(YOUR GOAL) Reproduce only the records from the line containing "manual-path-input[interactable]: [12, 123, 350, 140]" through the line containing "report-options-group: Report Options: [14, 172, 207, 249]". Substitute "24-Hour" for "Hour 24" and leave everything else unchanged.

►

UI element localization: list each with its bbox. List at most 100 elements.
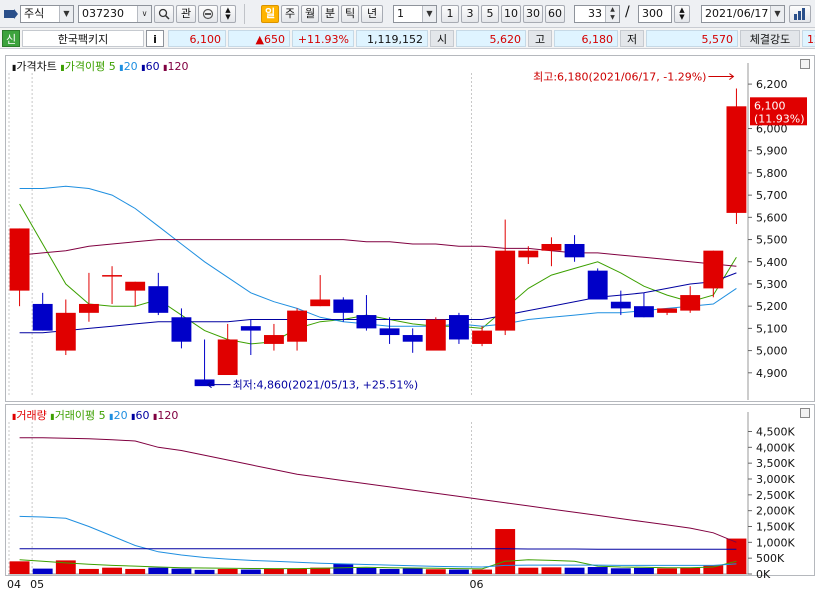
y-tick-label: 5,600	[756, 211, 788, 224]
quick-60-button[interactable]: 60	[545, 5, 565, 23]
quick-5-button[interactable]: 5	[481, 5, 499, 23]
tab-minute[interactable]: 분	[321, 5, 339, 23]
volume-bar	[495, 529, 516, 574]
y-tick-label: 5,800	[756, 167, 788, 180]
interval-value: 1	[397, 7, 404, 20]
y-tick-label: 2,000K	[756, 505, 795, 518]
market-select[interactable]: 주식 ▼	[20, 5, 74, 23]
info-button[interactable]: i	[146, 30, 164, 47]
volume-chart[interactable]: 0K 500K 1,000K 1,500K 2,000K 2,500K 3,000K 3,50…	[5, 404, 815, 591]
candle-body	[495, 250, 516, 331]
candle-body	[564, 243, 585, 258]
volume-bar	[518, 567, 539, 574]
stepper-button[interactable]: ▲ ▼	[220, 5, 236, 23]
x-tick-label: 04	[7, 578, 21, 591]
quick-30-button[interactable]: 30	[523, 5, 543, 23]
candle-body	[726, 106, 747, 213]
interest-button[interactable]: 관	[176, 5, 196, 23]
y-tick-label: 5,100	[756, 322, 788, 335]
quick-1-button[interactable]: 1	[441, 5, 459, 23]
y-tick-label: 4,900	[756, 367, 788, 380]
volume-bar	[125, 568, 146, 574]
stock-code-input[interactable]: 037230 ∨	[78, 5, 152, 23]
candle-body	[680, 295, 701, 311]
search-button[interactable]	[154, 5, 174, 23]
volume-bar	[379, 568, 400, 574]
spinner-icon[interactable]: ▲ ▼	[605, 6, 619, 22]
visible-count-value: 33	[588, 7, 602, 20]
chart-tools-button[interactable]	[789, 5, 811, 23]
low-annotation: 최저:4,860(2021/05/13, +25.51%)	[233, 379, 419, 392]
y-tick-label: 5,500	[756, 234, 788, 247]
interval-select[interactable]: 1 ▼	[393, 5, 437, 23]
candle-body	[703, 250, 724, 289]
volume-bar	[402, 568, 423, 574]
total-count-input[interactable]: 300	[638, 5, 672, 23]
candle-body	[148, 286, 169, 313]
volume-bar	[680, 567, 701, 574]
volume-bar	[657, 568, 678, 574]
chevron-down-icon[interactable]: ∨	[137, 6, 151, 22]
volume-bar	[333, 563, 354, 574]
stepper-button[interactable]: ▲ ▼	[674, 5, 690, 23]
chevron-down-icon[interactable]: ▼	[59, 6, 73, 22]
window-menu-icon[interactable]	[4, 8, 18, 20]
tab-tick[interactable]: 틱	[341, 5, 359, 23]
quote-bar: 신 한국팩키지 i 6,100 ▲650 +11.93% 1,119,152 시…	[0, 28, 815, 49]
toolbar: 주식 ▼ 037230 ∨ 관 ▲ ▼ 일 주 월 분 틱 년 1 ▼ 1 3 5…	[0, 0, 815, 28]
chevron-down-icon[interactable]: ▼	[422, 6, 436, 22]
y-tick-label: 2,500K	[756, 489, 795, 502]
volume-bar	[726, 538, 747, 574]
open-label: 시	[430, 30, 454, 47]
candle-body	[32, 303, 53, 331]
credit-badge: 신	[2, 30, 20, 47]
ma-line	[19, 239, 737, 267]
high-price: 6,180	[554, 30, 618, 47]
quick-3-button[interactable]: 3	[461, 5, 479, 23]
volume-bar	[448, 569, 469, 574]
volume-bar	[194, 569, 215, 574]
y-tick-label: 1,500K	[756, 521, 795, 534]
y-tick-label: 1,000K	[756, 536, 795, 549]
price-chart[interactable]: 4,900 5,000 5,100 5,200 5,300 5,400 5,500 5,600…	[5, 55, 815, 402]
y-tick-label: 5,400	[756, 256, 788, 269]
visible-count-input[interactable]: 33 ▲ ▼	[574, 5, 620, 23]
candle-body	[356, 315, 377, 329]
candle-body	[610, 301, 631, 309]
current-price-label: 6,100	[754, 99, 786, 112]
ma-line	[19, 203, 737, 345]
candle-body	[240, 326, 261, 331]
low-price: 5,570	[646, 30, 738, 47]
volume-bar	[703, 565, 724, 574]
market-select-value: 주식	[24, 7, 45, 20]
candle-body	[287, 310, 308, 342]
volume-bar	[32, 568, 53, 574]
volume-bar	[9, 561, 30, 574]
stock-name: 한국팩키지	[22, 30, 144, 47]
date-input[interactable]: 2021/06/17 ▼	[701, 5, 785, 23]
volume-bar	[102, 567, 123, 574]
y-tick-label: 3,500K	[756, 457, 795, 470]
tab-week[interactable]: 주	[281, 5, 299, 23]
y-tick-label: 500K	[756, 552, 785, 565]
tab-day[interactable]: 일	[261, 5, 279, 23]
current-rate-label: (11.93%)	[754, 112, 805, 125]
y-tick-label: 3,000K	[756, 473, 795, 486]
chevron-down-icon[interactable]: ▼	[770, 6, 784, 22]
candle-body	[55, 312, 76, 351]
candle-body	[633, 306, 654, 318]
chart-icon	[794, 8, 805, 20]
candle-body	[333, 299, 354, 313]
tab-month[interactable]: 월	[301, 5, 319, 23]
y-tick-label: 5,300	[756, 278, 788, 291]
candle-body	[125, 281, 146, 291]
candle-body	[587, 270, 608, 300]
candle-body	[541, 243, 562, 251]
quick-10-button[interactable]: 10	[501, 5, 521, 23]
tab-year[interactable]: 년	[361, 5, 383, 23]
trade-volume: 1,119,152	[356, 30, 428, 47]
link-button[interactable]	[198, 5, 218, 23]
y-tick-label: 4,000K	[756, 441, 795, 454]
y-tick-label: 5,200	[756, 300, 788, 313]
volume-ma-line	[19, 515, 737, 568]
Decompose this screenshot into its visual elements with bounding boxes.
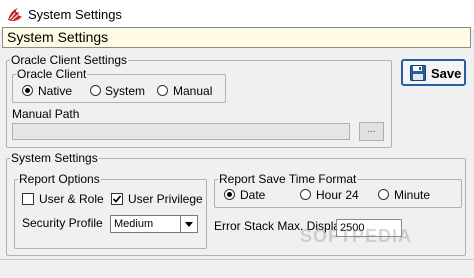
manual-path-input[interactable]: [12, 123, 350, 140]
radio-date-label[interactable]: Date: [240, 188, 265, 202]
manual-path-label: Manual Path: [12, 107, 80, 121]
radio-hour24-label[interactable]: Hour 24: [316, 188, 359, 202]
security-profile-label: Security Profile: [22, 216, 103, 230]
user-role-checkbox[interactable]: [22, 193, 34, 205]
bottom-strip: [0, 259, 474, 278]
watermark: SOFTPEDIA: [300, 226, 413, 246]
caption-bar: System Settings: [2, 27, 471, 48]
radio-manual[interactable]: [157, 85, 168, 96]
oracle-client-legend: Oracle Client: [16, 67, 88, 81]
browse-button[interactable]: ...: [359, 122, 384, 141]
save-button-label: Save: [431, 66, 462, 81]
window-title: System Settings: [28, 7, 122, 22]
radio-native[interactable]: [22, 85, 33, 96]
user-role-label[interactable]: User & Role: [39, 192, 104, 206]
system-settings-legend: System Settings: [10, 151, 99, 165]
oracle-client-settings-legend: Oracle Client Settings: [10, 53, 129, 67]
radio-minute[interactable]: [378, 189, 389, 200]
radio-date[interactable]: [224, 189, 235, 200]
radio-manual-label[interactable]: Manual: [173, 84, 212, 98]
user-privilege-label[interactable]: User Privilege: [128, 192, 203, 206]
radio-system[interactable]: [90, 85, 101, 96]
radio-hour24[interactable]: [300, 189, 311, 200]
radio-minute-label[interactable]: Minute: [394, 188, 430, 202]
report-options-group: Report Options: [14, 172, 207, 249]
security-profile-value: Medium: [114, 218, 154, 230]
save-button[interactable]: Save: [401, 59, 466, 86]
app-logo-icon: [8, 8, 22, 21]
radio-system-label[interactable]: System: [105, 84, 145, 98]
caption-title: System Settings: [7, 29, 109, 45]
dropdown-arrow[interactable]: [180, 216, 197, 232]
chevron-down-icon: [185, 222, 193, 227]
report-save-time-format-legend: Report Save Time Format: [218, 172, 358, 186]
report-options-legend: Report Options: [18, 172, 101, 186]
floppy-disk-icon: [410, 65, 426, 81]
radio-native-label[interactable]: Native: [38, 84, 72, 98]
checkmark-icon: [112, 195, 122, 203]
security-profile-dropdown[interactable]: Medium: [110, 215, 198, 233]
user-privilege-checkbox[interactable]: [111, 193, 123, 205]
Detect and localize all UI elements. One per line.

◄

(THE REPLY)
manual-path-input[interactable]: [12, 123, 350, 140]
radio-date-label[interactable]: Date: [240, 188, 265, 202]
manual-path-label: Manual Path: [12, 107, 80, 121]
radio-hour24-label[interactable]: 24-Hour: [316, 188, 359, 202]
security-profile-label: Security Profile: [22, 216, 103, 230]
user-role-checkbox[interactable]: [22, 193, 34, 205]
bottom-strip: [0, 259, 474, 278]
watermark: SOFTPEDIA: [300, 226, 413, 246]
caption-bar: System Settings: [2, 27, 471, 48]
radio-manual[interactable]: [157, 85, 168, 96]
oracle-client-legend: Oracle Client: [16, 67, 88, 81]
browse-button[interactable]: ...: [359, 122, 384, 141]
save-button-label: Save: [431, 66, 462, 81]
window-title: System Settings: [28, 7, 122, 22]
radio-native[interactable]: [22, 85, 33, 96]
user-role-label[interactable]: User & Role: [39, 192, 104, 206]
system-settings-legend: System Settings: [10, 151, 99, 165]
oracle-client-settings-legend: Oracle Client Settings: [10, 53, 129, 67]
radio-minute[interactable]: [378, 189, 389, 200]
radio-date[interactable]: [224, 189, 235, 200]
radio-manual-label[interactable]: Manual: [173, 84, 212, 98]
user-privilege-label[interactable]: User Privilege: [128, 192, 203, 206]
radio-system[interactable]: [90, 85, 101, 96]
radio-hour24[interactable]: [300, 189, 311, 200]
radio-minute-label[interactable]: Minute: [394, 188, 430, 202]
report-options-group: Report Options: [14, 172, 207, 249]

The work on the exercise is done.